→ Data section
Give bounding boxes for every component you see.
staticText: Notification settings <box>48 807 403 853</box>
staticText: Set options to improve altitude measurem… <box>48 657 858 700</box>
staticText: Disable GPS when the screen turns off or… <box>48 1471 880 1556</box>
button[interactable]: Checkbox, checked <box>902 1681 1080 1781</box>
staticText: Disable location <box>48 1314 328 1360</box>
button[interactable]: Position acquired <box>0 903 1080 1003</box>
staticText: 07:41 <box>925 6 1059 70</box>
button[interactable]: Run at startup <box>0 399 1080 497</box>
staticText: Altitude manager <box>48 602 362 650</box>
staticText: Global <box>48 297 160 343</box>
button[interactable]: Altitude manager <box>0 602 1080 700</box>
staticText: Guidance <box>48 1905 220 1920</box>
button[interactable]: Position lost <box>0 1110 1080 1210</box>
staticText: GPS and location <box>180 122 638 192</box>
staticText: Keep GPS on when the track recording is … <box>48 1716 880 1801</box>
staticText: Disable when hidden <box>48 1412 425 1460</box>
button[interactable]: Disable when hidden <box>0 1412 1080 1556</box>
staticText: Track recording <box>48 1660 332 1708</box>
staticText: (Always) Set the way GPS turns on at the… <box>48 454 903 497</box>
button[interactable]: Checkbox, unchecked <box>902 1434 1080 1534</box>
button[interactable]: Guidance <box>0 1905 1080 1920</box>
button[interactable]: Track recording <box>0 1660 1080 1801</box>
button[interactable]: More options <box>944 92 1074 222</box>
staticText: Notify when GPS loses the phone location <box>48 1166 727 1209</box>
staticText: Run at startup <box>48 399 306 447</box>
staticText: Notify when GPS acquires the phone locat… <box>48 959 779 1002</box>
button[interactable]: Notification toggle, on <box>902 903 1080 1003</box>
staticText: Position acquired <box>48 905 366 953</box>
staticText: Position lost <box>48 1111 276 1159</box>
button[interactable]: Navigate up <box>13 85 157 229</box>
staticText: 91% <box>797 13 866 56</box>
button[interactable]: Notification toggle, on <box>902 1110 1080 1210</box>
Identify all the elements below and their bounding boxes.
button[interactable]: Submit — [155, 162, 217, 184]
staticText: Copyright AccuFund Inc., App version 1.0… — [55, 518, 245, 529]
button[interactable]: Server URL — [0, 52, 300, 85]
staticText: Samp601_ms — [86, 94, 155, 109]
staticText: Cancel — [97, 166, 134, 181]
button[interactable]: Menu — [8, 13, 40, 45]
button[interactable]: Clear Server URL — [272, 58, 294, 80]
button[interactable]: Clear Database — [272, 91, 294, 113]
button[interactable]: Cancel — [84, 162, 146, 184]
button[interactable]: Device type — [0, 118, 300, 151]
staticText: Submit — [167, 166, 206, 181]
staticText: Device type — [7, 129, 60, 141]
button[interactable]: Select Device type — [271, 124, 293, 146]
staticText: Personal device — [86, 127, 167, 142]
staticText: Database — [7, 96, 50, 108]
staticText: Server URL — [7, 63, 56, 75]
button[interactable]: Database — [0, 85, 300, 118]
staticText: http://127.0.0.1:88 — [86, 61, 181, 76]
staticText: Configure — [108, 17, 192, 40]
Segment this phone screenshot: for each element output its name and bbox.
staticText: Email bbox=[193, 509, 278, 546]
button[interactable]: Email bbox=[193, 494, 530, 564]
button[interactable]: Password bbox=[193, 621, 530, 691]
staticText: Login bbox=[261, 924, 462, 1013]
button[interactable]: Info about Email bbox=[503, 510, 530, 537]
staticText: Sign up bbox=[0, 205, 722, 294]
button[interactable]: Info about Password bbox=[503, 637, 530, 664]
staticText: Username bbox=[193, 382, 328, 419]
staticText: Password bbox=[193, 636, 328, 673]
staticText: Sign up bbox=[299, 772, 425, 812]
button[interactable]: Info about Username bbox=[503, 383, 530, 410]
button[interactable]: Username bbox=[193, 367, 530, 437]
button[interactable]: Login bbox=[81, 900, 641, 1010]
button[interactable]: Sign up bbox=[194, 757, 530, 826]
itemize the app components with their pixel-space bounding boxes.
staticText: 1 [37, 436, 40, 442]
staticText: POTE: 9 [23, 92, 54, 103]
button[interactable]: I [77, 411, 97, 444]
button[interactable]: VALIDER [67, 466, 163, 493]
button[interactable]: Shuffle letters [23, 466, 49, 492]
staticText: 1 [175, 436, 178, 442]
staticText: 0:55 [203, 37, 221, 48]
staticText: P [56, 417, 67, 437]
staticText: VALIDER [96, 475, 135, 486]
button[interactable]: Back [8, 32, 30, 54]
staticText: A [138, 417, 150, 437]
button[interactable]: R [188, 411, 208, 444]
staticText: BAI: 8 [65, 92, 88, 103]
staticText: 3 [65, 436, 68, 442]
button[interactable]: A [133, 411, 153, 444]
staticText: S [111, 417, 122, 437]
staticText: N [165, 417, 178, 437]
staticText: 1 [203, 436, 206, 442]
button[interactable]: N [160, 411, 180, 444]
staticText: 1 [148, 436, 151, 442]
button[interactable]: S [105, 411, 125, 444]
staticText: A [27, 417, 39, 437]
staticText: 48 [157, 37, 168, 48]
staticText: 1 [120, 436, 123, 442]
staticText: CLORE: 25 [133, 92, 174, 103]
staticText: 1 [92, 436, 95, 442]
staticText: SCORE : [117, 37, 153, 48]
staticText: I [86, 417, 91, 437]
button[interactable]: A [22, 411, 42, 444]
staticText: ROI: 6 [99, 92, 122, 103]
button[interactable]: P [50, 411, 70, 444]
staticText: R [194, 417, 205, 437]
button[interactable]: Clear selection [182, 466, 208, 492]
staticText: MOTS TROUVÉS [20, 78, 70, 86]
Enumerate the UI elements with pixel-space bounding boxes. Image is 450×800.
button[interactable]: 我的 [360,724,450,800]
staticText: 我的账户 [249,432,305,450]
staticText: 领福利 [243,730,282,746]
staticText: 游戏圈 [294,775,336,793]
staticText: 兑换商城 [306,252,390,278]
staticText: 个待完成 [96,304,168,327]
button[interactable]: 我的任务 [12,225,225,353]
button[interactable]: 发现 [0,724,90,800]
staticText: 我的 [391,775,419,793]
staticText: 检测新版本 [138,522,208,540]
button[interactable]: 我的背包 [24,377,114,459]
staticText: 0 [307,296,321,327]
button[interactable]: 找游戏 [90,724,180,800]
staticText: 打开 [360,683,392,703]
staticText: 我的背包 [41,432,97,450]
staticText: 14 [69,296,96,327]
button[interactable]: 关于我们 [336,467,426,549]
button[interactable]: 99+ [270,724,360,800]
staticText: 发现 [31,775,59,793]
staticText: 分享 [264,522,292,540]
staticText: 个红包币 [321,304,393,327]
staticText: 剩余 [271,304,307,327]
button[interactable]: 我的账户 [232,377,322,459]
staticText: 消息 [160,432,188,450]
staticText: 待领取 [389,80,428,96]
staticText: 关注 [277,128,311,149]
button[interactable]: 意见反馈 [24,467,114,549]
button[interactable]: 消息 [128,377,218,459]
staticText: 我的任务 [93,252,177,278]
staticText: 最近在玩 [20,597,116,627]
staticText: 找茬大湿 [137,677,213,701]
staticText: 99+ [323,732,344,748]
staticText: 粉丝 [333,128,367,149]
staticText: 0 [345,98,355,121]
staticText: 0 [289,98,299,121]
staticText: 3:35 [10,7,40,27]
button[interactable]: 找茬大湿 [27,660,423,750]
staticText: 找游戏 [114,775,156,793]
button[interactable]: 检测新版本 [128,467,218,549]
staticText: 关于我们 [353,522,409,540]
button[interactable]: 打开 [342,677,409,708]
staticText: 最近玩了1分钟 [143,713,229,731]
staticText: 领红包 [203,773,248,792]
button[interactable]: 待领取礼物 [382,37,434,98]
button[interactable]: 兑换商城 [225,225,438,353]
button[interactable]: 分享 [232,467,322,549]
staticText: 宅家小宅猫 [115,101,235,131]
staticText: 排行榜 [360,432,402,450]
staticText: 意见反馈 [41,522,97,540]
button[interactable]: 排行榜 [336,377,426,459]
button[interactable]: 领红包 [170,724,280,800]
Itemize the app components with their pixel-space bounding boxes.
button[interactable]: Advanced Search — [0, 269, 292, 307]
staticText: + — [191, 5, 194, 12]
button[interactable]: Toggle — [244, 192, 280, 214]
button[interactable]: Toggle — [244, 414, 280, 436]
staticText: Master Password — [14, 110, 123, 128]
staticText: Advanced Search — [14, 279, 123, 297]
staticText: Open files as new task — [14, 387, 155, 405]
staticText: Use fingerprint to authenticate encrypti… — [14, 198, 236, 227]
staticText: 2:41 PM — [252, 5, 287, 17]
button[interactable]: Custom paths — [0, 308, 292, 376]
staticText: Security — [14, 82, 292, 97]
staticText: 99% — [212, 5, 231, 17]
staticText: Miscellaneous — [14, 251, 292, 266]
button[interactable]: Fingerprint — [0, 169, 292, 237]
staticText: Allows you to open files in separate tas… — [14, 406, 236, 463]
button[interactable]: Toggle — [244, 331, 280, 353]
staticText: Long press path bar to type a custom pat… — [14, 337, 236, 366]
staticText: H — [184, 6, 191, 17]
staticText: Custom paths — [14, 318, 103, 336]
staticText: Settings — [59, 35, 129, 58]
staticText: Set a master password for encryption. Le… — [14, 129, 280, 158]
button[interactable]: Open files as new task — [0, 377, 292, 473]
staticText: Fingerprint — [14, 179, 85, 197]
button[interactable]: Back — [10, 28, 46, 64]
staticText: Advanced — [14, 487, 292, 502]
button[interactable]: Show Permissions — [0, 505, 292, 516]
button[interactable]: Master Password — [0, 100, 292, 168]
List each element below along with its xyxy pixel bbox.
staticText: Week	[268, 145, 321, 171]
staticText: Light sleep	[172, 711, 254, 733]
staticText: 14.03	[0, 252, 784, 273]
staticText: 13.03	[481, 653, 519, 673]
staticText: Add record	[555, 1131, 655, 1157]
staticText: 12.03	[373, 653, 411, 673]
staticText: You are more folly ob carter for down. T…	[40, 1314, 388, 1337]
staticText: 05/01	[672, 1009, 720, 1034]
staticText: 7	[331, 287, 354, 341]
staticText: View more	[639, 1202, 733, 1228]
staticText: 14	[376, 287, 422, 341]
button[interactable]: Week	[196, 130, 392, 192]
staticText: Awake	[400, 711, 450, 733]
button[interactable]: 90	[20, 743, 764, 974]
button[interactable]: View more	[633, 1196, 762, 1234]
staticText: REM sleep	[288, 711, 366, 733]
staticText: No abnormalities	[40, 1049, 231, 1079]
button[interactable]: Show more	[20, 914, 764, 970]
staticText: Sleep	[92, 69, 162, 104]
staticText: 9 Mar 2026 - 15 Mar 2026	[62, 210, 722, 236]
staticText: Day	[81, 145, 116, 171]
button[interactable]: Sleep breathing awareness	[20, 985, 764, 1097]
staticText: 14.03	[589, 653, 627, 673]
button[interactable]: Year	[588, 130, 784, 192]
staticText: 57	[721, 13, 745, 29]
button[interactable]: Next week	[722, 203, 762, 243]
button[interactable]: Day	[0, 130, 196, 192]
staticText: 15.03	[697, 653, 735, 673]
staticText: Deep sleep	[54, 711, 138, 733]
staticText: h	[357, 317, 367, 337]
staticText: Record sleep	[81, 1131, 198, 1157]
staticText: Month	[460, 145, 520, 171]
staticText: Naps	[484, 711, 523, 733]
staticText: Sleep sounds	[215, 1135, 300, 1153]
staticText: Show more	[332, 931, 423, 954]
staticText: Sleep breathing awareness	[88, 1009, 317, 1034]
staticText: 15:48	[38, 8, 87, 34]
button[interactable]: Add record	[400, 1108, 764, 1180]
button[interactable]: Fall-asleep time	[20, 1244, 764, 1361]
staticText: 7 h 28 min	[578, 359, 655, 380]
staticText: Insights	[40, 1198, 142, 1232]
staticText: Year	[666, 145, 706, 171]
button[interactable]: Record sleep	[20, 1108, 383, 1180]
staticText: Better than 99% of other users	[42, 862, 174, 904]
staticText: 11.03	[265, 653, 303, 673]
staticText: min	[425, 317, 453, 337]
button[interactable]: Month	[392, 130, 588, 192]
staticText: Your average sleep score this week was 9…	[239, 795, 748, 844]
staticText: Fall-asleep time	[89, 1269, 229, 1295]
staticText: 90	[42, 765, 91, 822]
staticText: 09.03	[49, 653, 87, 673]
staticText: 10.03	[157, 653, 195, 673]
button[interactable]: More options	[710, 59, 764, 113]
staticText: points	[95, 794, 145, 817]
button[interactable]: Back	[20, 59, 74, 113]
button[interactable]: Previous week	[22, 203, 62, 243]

→ Set exercise
Rewrite the entries from their beginning through the line containing "staticText: Copyright AccuFund", inclusive, substituting "Turn off" for every "Disable" and leaving everything else unchanged.

→ Solution for this exercise
Give bounding boxes for every component you see.
staticText: Notification settings <box>48 807 403 853</box>
staticText: Set options to improve altitude measurem… <box>48 657 858 700</box>
staticText: Turn off GPS when the screen turns off or… <box>48 1471 880 1556</box>
button[interactable]: Checkbox, checked <box>902 1681 1080 1781</box>
staticText: Turn off location <box>48 1314 328 1360</box>
button[interactable]: Position acquired <box>0 903 1080 1003</box>
staticText: 07:41 <box>925 6 1059 70</box>
button[interactable]: Run at startup <box>0 399 1080 497</box>
staticText: Altitude manager <box>48 602 362 650</box>
staticText: Global <box>48 297 160 343</box>
button[interactable]: Altitude manager <box>0 602 1080 700</box>
staticText: Guidance <box>48 1905 220 1920</box>
button[interactable]: Position lost <box>0 1110 1080 1210</box>
staticText: GPS and location <box>180 122 638 192</box>
staticText: Keep GPS on when the track recording is … <box>48 1716 880 1801</box>
staticText: Turn off when hidden <box>48 1412 425 1460</box>
button[interactable]: Turn off when hidden <box>0 1412 1080 1556</box>
staticText: Track recording <box>48 1660 332 1708</box>
staticText: (Always) Set the way GPS turns on at the… <box>48 454 903 497</box>
button[interactable]: Checkbox, unchecked <box>902 1434 1080 1534</box>
button[interactable]: Guidance <box>0 1905 1080 1920</box>
button[interactable]: Track recording <box>0 1660 1080 1801</box>
button[interactable]: More options <box>944 92 1074 222</box>
staticText: Notify when GPS loses the phone location <box>48 1166 727 1209</box>
staticText: Run at startup <box>48 399 306 447</box>
staticText: Notify when GPS acquires the phone locat… <box>48 959 779 1002</box>
button[interactable]: Notification toggle, on <box>902 903 1080 1003</box>
staticText: Position acquired <box>48 905 366 953</box>
staticText: Position lost <box>48 1111 276 1159</box>
button[interactable]: Navigate up <box>13 85 157 229</box>
staticText: 91% <box>797 13 866 56</box>
button[interactable]: Notification toggle, on <box>902 1110 1080 1210</box>
Identify all the elements below and their bounding boxes.
button[interactable]: Submit — [155, 162, 217, 184]
staticText: Copyright AccuFund Inc., App version 1.0… — [55, 518, 245, 529]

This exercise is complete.